───── Raw data ─────

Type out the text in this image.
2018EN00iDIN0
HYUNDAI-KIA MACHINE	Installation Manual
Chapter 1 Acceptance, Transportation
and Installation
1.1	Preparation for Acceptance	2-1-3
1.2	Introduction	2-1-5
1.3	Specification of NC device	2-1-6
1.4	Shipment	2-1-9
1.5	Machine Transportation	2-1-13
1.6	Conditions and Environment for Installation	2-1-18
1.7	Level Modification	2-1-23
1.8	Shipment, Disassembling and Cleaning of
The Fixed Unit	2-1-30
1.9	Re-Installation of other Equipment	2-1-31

─────

■ **Task description**: Copy every record above exactly as it appears.

■ **Finished exercise**:
Type out the text in this image.
2018EN00iDIN0
HYUNDAI-KIA MACHINE	Installation Manual
Chapter 1 Acceptance, Transportation
and Installation
1.1	Preparation for Acceptance	2-1-3
1.2	Introduction	2-1-5
1.3	Specification of NC device	2-1-6
1.4	Shipment	2-1-9
1.5	Machine Transportation	2-1-13
1.6	Conditions and Environment for Installation	2-1-18
1.7	Level Modification	2-1-23
1.8	Shipment, Disassembling and Cleaning of
The Fixed Unit	2-1-30
1.9	Re-Installation of other Equipment	2-1-31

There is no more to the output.